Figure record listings
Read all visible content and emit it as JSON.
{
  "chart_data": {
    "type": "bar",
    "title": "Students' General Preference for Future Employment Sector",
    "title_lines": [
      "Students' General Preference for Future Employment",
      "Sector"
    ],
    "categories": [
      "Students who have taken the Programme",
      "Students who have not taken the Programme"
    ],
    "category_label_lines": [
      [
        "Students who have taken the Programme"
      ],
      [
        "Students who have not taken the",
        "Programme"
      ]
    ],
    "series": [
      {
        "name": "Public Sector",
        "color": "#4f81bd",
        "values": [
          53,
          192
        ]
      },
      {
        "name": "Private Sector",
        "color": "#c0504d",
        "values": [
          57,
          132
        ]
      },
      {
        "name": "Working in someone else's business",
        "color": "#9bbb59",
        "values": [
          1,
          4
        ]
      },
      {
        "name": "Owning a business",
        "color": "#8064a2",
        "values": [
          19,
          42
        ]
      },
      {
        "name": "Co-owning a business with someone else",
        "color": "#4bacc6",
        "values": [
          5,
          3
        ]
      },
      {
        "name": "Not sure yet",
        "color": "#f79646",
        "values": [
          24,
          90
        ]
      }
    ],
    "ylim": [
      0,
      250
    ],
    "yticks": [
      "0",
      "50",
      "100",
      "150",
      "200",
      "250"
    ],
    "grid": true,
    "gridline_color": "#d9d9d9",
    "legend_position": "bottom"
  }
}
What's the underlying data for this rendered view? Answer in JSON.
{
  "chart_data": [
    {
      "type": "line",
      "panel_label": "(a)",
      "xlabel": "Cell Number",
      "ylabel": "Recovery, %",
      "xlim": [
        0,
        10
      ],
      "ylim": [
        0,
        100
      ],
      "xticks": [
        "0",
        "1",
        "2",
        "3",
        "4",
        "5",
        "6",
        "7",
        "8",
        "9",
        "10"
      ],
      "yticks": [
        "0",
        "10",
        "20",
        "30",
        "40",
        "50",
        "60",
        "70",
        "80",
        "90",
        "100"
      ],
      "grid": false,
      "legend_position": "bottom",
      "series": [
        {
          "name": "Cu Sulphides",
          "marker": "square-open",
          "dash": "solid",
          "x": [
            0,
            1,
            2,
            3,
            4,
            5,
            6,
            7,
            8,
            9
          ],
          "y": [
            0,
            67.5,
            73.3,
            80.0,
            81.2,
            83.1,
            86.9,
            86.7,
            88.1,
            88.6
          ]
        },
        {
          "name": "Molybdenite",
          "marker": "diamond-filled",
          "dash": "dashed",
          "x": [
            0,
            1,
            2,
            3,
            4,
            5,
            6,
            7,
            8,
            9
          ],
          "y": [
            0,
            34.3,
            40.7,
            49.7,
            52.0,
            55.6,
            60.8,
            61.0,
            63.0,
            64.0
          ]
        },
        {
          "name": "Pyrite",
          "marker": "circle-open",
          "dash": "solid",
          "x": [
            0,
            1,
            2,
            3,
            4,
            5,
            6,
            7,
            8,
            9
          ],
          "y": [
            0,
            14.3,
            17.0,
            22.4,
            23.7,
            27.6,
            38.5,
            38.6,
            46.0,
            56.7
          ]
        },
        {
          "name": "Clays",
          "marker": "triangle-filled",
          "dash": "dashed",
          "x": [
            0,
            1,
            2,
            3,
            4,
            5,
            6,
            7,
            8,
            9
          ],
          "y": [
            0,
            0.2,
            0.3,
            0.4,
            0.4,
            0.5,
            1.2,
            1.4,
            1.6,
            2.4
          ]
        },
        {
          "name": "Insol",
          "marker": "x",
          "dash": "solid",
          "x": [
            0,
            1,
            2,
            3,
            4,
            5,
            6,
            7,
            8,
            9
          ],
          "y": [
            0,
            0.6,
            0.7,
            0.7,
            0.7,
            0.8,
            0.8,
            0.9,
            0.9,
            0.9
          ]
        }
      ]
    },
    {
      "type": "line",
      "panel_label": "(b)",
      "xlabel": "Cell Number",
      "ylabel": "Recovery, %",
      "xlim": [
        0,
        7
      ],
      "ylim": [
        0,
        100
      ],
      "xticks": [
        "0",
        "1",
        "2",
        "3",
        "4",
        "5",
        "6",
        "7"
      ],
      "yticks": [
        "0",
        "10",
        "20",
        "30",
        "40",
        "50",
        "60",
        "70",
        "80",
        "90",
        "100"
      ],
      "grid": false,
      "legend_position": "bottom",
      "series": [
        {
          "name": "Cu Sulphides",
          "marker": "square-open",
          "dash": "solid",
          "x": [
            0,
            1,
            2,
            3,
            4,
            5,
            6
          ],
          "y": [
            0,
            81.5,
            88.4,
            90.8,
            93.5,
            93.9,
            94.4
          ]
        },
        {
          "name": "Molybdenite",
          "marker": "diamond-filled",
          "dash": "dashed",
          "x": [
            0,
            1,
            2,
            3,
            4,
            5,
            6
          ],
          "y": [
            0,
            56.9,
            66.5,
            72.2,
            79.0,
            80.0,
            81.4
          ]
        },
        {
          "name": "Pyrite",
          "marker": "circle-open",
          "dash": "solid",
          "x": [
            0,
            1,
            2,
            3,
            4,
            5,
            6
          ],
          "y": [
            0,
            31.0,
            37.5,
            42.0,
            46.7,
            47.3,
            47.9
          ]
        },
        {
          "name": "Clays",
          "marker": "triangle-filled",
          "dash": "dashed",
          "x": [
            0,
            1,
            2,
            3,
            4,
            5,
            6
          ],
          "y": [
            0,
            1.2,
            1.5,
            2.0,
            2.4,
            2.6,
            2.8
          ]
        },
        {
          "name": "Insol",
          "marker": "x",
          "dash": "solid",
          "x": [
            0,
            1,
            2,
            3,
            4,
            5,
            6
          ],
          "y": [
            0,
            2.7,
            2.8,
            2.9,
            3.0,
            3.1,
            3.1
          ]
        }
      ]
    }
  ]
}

## Job
Give back the whole listing, word for word.

## Reply to the task
Read all visible content and emit it as JSON.
{
  "chart_data": {
    "type": "bar",
    "title": "Students' General Preference for Future Employment Sector",
    "title_lines": [
      "Students' General Preference for Future Employment",
      "Sector"
    ],
    "categories": [
      "Students who have taken the Programme",
      "Students who have not taken the Programme"
    ],
    "category_label_lines": [
      [
        "Students who have taken the Programme"
      ],
      [
        "Students who have not taken the",
        "Programme"
      ]
    ],
    "series": [
      {
        "name": "Public Sector",
        "color": "#4f81bd",
        "values": [
          53,
          192
        ]
      },
      {
        "name": "Private Sector",
        "color": "#c0504d",
        "values": [
          57,
          132
        ]
      },
      {
        "name": "Working in someone else's business",
        "color": "#9bbb59",
        "values": [
          1,
          4
        ]
      },
      {
        "name": "Owning a business",
        "color": "#8064a2",
        "values": [
          19,
          42
        ]
      },
      {
        "name": "Co-owning a business with someone else",
        "color": "#4bacc6",
        "values": [
          5,
          3
        ]
      },
      {
        "name": "Not sure yet",
        "color": "#f79646",
        "values": [
          24,
          90
        ]
      }
    ],
    "ylim": [
      0,
      250
    ],
    "yticks": [
      "0",
      "50",
      "100",
      "150",
      "200",
      "250"
    ],
    "grid": true,
    "gridline_color": "#d9d9d9",
    "legend_position": "bottom"
  }
}
What's the underlying data for this rendered view? Answer in JSON.
{
  "chart_data": [
    {
      "type": "line",
      "panel_label": "(a)",
      "xlabel": "Cell Number",
      "ylabel": "Recovery, %",
      "xlim": [
        0,
        10
      ],
      "ylim": [
        0,
        100
      ],
      "xticks": [
        "0",
        "1",
        "2",
        "3",
        "4",
        "5",
        "6",
        "7",
        "8",
        "9",
        "10"
      ],
      "yticks": [
        "0",
        "10",
        "20",
        "30",
        "40",
        "50",
        "60",
        "70",
        "80",
        "90",
        "100"
      ],
      "grid": false,
      "legend_position": "bottom",
      "series": [
        {
          "name": "Cu Sulphides",
          "marker": "square-open",
          "dash": "solid",
          "x": [
            0,
            1,
            2,
            3,
            4,
            5,
            6,
            7,
            8,
            9
          ],
          "y": [
            0,
            67.5,
            73.3,
            80.0,
            81.2,
            83.1,
            86.9,
            86.7,
            88.1,
            88.6
          ]
        },
        {
          "name": "Molybdenite",
          "marker": "diamond-filled",
          "dash": "dashed",
          "x": [
            0,
            1,
            2,
            3,
            4,
            5,
            6,
            7,
            8,
            9
          ],
          "y": [
            0,
            34.3,
            40.7,
            49.7,
            52.0,
            55.6,
            60.8,
            61.0,
            63.0,
            64.0
          ]
        },
        {
          "name": "Pyrite",
          "marker": "circle-open",
          "dash": "solid",
          "x": [
            0,
            1,
            2,
            3,
            4,
            5,
            6,
            7,
            8,
            9
          ],
          "y": [
            0,
            14.3,
            17.0,
            22.4,
            23.7,
            27.6,
            38.5,
            38.6,
            46.0,
            56.7
          ]
        },
        {
          "name": "Clays",
          "marker": "triangle-filled",
          "dash": "dashed",
          "x": [
            0,
            1,
            2,
            3,
            4,
            5,
            6,
            7,
            8,
            9
          ],
          "y": [
            0,
            0.2,
            0.3,
            0.4,
            0.4,
            0.5,
            1.2,
            1.4,
            1.6,
            2.4
          ]
        },
        {
          "name": "Insol",
          "marker": "x",
          "dash": "solid",
          "x": [
            0,
            1,
            2,
            3,
            4,
            5,
            6,
            7,
            8,
            9
          ],
          "y": [
            0,
            0.6,
            0.7,
            0.7,
            0.7,
            0.8,
            0.8,
            0.9,
            0.9,
            0.9
          ]
        }
      ]
    },
    {
      "type": "line",
      "panel_label": "(b)",
      "xlabel": "Cell Number",
      "ylabel": "Recovery, %",
      "xlim": [
        0,
        7
      ],
      "ylim": [
        0,
        100
      ],
      "xticks": [
        "0",
        "1",
        "2",
        "3",
        "4",
        "5",
        "6",
        "7"
      ],
      "yticks": [
        "0",
        "10",
        "20",
        "30",
        "40",
        "50",
        "60",
        "70",
        "80",
        "90",
        "100"
      ],
      "grid": false,
      "legend_position": "bottom",
      "series": [
        {
          "name": "Cu Sulphides",
          "marker": "square-open",
          "dash": "solid",
          "x": [
            0,
            1,
            2,
            3,
            4,
            5,
            6
          ],
          "y": [
            0,
            81.5,
            88.4,
            90.8,
            93.5,
            93.9,
            94.4
          ]
        },
        {
          "name": "Molybdenite",
          "marker": "diamond-filled",
          "dash": "dashed",
          "x": [
            0,
            1,
            2,
            3,
            4,
            5,
            6
          ],
          "y": [
            0,
            56.9,
            66.5,
            72.2,
            79.0,
            80.0,
            81.4
          ]
        },
        {
          "name": "Pyrite",
          "marker": "circle-open",
          "dash": "solid",
          "x": [
            0,
            1,
            2,
            3,
            4,
            5,
            6
          ],
          "y": [
            0,
            31.0,
            37.5,
            42.0,
            46.7,
            47.3,
            47.9
          ]
        },
        {
          "name": "Clays",
          "marker": "triangle-filled",
          "dash": "dashed",
          "x": [
            0,
            1,
            2,
            3,
            4,
            5,
            6
          ],
          "y": [
            0,
            1.2,
            1.5,
            2.0,
            2.4,
            2.6,
            2.8
          ]
        },
        {
          "name": "Insol",
          "marker": "x",
          "dash": "solid",
          "x": [
            0,
            1,
            2,
            3,
            4,
            5,
            6
          ],
          "y": [
            0,
            2.7,
            2.8,
            2.9,
            3.0,
            3.1,
            3.1
          ]
        }
      ]
    }
  ]
}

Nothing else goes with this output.